* [Dataset records]
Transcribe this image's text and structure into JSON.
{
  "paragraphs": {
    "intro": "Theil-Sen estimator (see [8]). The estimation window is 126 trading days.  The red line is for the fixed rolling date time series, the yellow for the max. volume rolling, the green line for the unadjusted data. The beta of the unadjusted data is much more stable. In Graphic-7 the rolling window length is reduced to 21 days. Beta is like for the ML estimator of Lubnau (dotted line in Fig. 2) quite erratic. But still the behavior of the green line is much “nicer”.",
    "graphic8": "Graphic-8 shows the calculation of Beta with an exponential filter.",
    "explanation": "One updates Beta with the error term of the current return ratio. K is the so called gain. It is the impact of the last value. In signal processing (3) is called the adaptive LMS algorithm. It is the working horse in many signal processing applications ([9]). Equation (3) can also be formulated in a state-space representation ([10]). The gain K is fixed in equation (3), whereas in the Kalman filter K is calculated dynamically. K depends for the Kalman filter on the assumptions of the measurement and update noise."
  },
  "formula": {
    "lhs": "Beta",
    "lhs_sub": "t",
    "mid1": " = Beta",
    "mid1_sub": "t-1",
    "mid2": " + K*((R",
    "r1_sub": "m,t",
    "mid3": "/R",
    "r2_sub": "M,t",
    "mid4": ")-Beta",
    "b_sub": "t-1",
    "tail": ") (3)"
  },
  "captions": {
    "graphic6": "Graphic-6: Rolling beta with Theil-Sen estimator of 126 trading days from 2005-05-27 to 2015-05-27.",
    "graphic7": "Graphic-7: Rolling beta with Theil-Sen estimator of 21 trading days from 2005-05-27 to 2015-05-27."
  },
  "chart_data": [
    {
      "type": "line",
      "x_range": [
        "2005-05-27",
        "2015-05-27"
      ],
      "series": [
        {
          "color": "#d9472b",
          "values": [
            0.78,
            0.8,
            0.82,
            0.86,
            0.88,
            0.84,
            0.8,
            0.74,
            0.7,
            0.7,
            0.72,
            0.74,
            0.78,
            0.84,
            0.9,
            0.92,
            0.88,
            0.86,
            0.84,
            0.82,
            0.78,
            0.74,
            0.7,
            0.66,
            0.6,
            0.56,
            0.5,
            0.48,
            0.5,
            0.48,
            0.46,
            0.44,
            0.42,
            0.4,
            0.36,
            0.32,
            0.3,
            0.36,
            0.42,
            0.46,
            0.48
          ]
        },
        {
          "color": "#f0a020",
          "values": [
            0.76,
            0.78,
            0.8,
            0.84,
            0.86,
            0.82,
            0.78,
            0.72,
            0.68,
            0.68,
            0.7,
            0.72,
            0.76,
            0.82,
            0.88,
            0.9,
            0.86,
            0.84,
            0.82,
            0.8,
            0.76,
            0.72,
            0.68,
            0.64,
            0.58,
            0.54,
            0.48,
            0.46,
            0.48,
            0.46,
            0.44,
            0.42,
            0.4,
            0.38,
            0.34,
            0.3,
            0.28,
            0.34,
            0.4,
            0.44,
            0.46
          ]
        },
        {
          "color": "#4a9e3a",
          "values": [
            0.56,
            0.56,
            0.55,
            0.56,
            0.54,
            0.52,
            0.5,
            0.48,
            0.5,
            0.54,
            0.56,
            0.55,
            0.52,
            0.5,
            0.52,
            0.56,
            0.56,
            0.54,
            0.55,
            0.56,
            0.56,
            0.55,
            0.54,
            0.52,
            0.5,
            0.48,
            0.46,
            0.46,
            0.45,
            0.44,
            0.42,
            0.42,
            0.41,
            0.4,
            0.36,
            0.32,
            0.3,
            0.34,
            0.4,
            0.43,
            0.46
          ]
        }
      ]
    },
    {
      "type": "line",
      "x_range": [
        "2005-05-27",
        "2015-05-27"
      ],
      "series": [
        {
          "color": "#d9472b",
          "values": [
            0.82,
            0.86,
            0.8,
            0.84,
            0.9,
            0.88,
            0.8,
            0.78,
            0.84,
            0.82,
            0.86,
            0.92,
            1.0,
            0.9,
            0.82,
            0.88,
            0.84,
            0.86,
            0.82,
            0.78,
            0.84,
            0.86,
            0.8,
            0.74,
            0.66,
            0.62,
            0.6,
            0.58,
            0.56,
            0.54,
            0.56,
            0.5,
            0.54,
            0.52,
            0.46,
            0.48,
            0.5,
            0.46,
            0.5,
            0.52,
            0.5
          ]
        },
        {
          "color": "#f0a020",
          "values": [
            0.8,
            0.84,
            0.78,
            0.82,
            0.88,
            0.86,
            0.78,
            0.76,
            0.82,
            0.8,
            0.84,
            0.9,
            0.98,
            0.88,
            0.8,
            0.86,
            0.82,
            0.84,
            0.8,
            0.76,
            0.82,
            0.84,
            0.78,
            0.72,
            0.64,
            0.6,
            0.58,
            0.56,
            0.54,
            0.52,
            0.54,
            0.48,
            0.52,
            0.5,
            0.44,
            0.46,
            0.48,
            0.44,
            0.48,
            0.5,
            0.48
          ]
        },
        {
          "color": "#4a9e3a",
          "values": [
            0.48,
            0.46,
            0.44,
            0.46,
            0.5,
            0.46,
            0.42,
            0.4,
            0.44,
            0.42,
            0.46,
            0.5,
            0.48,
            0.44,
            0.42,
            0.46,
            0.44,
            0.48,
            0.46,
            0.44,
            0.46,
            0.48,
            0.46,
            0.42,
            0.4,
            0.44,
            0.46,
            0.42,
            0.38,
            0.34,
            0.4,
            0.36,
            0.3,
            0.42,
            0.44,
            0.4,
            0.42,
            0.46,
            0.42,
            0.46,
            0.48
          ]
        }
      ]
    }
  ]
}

...

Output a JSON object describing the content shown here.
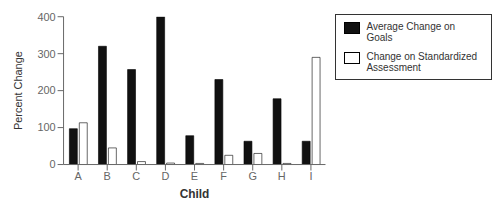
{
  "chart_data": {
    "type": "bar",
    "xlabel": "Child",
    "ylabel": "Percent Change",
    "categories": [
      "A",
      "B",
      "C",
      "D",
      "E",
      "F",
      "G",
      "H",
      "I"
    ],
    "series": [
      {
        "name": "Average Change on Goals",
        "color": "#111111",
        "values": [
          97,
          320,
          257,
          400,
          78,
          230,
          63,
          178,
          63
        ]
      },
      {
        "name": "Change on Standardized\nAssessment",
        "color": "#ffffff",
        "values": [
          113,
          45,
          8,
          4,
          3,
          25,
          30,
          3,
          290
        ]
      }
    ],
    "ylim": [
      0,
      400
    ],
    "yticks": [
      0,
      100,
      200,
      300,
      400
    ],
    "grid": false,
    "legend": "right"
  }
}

* [Exercise description]
Look through the entries above; copy each line where the string "series" appears.

* [Output below]
    "intro": "Theil-Sen estimator (see [8]). The estimation window is 126 trading days.  The red line is for the fixed rolling date time series, the yellow for the max. volume rolling, the green line for the unadjusted data. The beta of the unadjusted data is much more stable. In Graphic-7 the rolling window length is reduced to 21 days. Beta is like for the ML estimator of Lubnau (dotted line in Fig. 2) quite erratic. But still the behavior of the green line is much “nicer”.",
      "series": [
      "series": [
    "series": [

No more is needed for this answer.